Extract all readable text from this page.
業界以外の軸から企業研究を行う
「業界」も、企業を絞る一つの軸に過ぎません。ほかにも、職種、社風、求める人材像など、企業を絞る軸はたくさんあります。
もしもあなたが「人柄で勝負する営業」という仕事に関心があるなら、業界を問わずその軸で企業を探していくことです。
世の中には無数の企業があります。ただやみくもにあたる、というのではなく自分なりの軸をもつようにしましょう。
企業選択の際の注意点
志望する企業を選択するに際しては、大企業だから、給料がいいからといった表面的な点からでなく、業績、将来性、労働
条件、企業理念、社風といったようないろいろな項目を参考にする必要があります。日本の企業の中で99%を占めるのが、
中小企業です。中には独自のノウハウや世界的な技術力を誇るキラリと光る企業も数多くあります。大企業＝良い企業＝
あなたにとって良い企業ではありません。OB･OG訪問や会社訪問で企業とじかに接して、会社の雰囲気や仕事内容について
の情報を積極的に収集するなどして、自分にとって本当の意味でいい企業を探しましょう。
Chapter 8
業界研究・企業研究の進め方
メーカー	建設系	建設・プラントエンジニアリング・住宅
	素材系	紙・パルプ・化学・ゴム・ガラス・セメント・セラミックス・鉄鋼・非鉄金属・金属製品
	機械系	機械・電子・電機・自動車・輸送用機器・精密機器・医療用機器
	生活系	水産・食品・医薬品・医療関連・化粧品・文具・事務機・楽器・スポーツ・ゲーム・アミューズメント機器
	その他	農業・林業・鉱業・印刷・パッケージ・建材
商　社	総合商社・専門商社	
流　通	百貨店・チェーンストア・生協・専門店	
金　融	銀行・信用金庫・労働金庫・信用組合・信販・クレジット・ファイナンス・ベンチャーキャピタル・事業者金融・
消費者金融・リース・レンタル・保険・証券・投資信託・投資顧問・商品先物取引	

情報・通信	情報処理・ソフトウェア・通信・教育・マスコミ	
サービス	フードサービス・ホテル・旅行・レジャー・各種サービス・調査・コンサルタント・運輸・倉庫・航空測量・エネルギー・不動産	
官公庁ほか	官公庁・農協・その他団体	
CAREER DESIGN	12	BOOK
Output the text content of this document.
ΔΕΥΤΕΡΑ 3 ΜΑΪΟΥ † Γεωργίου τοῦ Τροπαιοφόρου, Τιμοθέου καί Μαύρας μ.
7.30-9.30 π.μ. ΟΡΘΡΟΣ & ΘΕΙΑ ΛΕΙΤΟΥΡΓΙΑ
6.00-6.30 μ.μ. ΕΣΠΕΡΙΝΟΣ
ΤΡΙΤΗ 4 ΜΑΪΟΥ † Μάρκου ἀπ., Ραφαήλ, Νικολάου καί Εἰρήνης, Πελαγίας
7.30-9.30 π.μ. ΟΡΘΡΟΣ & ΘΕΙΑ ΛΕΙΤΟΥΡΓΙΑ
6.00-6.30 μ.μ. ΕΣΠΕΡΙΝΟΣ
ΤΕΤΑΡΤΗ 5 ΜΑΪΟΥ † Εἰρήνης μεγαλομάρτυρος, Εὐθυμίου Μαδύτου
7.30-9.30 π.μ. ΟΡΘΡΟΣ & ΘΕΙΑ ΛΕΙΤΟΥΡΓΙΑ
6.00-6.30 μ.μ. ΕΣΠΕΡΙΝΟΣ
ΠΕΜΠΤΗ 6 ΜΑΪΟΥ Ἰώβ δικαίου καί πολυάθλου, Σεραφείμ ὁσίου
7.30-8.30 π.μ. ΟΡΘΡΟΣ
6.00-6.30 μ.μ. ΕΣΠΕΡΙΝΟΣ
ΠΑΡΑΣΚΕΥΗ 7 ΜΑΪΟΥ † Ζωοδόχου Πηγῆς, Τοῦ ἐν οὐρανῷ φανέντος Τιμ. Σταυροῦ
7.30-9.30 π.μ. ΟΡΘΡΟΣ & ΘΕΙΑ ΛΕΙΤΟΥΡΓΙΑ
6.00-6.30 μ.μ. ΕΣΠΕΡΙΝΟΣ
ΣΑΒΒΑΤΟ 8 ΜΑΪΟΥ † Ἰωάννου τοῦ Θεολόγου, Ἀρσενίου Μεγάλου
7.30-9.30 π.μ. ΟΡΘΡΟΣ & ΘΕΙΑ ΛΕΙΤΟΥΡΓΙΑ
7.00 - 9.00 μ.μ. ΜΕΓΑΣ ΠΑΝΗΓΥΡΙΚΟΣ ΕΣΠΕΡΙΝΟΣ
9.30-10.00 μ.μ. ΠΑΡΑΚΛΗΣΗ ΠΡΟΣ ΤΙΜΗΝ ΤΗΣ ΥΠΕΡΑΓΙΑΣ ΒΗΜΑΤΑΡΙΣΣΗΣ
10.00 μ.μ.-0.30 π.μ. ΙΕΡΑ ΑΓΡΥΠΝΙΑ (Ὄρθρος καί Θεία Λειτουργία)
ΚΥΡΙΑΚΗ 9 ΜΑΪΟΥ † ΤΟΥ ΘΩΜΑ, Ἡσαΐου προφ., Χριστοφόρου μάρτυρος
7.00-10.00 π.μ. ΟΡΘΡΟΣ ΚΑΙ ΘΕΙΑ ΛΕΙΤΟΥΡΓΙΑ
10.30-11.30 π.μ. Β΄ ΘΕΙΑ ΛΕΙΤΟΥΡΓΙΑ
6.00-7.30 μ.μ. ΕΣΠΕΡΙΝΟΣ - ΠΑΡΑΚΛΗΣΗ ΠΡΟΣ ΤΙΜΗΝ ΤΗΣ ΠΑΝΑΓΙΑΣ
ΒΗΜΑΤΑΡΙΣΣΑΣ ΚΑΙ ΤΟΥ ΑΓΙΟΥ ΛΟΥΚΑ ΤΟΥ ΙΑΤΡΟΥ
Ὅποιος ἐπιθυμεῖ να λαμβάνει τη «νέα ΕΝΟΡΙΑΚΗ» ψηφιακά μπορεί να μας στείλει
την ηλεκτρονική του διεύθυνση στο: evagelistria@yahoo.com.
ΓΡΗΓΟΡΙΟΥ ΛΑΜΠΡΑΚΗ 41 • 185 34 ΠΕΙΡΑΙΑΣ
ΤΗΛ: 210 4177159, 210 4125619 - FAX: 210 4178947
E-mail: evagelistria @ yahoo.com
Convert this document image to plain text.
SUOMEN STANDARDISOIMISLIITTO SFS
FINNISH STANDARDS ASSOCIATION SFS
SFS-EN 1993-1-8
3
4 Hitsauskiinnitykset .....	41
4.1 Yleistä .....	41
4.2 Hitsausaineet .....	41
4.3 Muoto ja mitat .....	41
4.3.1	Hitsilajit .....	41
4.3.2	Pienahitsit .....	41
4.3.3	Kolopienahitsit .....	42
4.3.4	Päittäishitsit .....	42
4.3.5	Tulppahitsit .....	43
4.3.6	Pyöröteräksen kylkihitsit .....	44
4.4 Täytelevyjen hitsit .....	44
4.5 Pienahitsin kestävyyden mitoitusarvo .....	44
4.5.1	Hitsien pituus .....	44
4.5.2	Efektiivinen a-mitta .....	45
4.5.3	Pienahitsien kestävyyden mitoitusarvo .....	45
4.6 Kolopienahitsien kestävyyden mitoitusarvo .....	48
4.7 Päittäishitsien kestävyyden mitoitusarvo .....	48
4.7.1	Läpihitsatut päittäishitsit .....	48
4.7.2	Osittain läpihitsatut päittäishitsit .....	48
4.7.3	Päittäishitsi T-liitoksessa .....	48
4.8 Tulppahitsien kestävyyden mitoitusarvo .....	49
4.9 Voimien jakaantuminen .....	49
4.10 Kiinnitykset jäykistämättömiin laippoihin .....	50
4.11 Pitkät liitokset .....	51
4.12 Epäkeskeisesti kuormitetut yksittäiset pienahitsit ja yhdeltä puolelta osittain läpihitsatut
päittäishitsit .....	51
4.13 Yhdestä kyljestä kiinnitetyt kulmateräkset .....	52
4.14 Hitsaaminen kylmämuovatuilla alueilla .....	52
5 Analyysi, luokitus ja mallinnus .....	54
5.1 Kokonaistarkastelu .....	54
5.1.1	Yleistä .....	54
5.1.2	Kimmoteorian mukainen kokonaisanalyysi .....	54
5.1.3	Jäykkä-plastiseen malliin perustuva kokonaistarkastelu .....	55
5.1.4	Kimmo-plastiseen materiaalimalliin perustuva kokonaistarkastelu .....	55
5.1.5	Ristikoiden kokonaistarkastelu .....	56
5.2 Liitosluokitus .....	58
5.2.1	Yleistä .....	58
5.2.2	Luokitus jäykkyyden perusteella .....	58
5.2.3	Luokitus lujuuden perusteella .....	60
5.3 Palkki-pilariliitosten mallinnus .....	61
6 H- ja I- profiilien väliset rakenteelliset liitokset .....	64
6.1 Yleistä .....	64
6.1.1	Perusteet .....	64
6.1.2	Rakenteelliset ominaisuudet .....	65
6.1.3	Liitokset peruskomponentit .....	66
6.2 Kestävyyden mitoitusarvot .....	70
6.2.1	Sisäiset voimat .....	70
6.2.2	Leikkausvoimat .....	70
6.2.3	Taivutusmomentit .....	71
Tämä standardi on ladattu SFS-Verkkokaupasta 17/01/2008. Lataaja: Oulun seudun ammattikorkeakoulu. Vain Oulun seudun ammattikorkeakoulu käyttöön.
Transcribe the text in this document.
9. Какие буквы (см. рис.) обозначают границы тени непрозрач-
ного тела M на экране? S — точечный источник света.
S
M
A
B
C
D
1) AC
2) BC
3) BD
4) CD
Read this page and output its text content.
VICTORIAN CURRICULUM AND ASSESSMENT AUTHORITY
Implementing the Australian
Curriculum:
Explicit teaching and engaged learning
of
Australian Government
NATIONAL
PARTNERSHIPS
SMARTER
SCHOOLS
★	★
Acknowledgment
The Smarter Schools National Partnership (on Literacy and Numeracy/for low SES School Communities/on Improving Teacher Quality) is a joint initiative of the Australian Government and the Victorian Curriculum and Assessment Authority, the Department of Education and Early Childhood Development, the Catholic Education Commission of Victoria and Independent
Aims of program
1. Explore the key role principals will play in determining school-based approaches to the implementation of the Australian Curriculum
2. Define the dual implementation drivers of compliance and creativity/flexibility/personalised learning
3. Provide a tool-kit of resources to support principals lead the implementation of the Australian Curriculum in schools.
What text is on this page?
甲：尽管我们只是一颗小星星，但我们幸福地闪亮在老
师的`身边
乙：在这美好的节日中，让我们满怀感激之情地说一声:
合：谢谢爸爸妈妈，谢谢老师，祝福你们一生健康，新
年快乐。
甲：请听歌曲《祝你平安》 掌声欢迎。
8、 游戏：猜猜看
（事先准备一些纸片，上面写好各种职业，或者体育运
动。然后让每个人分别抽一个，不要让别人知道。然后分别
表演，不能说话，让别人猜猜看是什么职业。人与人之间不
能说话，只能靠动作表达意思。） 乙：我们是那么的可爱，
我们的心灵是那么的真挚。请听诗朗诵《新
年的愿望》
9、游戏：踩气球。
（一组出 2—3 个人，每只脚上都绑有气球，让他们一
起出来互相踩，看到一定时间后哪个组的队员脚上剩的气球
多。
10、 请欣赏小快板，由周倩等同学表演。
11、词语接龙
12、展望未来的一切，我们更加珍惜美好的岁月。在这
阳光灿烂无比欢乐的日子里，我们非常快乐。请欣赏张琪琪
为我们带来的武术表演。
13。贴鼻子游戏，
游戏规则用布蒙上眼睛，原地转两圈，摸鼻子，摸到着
##############################
| EXERCISE OBJECTIVE |
Go through the records and copy each line with "Government" in it.

| THE ANSWER |
Australian Government
The Smarter Schools National Partnership (on Literacy and Numeracy/for low SES School Communities/on Improving Teacher Quality) is a joint initiative of the Australian Government and the Victorian Curriculum and Assessment Authority, the Department of Education and Early Childhood Development, the Catholic Education Commission of Victoria and Independent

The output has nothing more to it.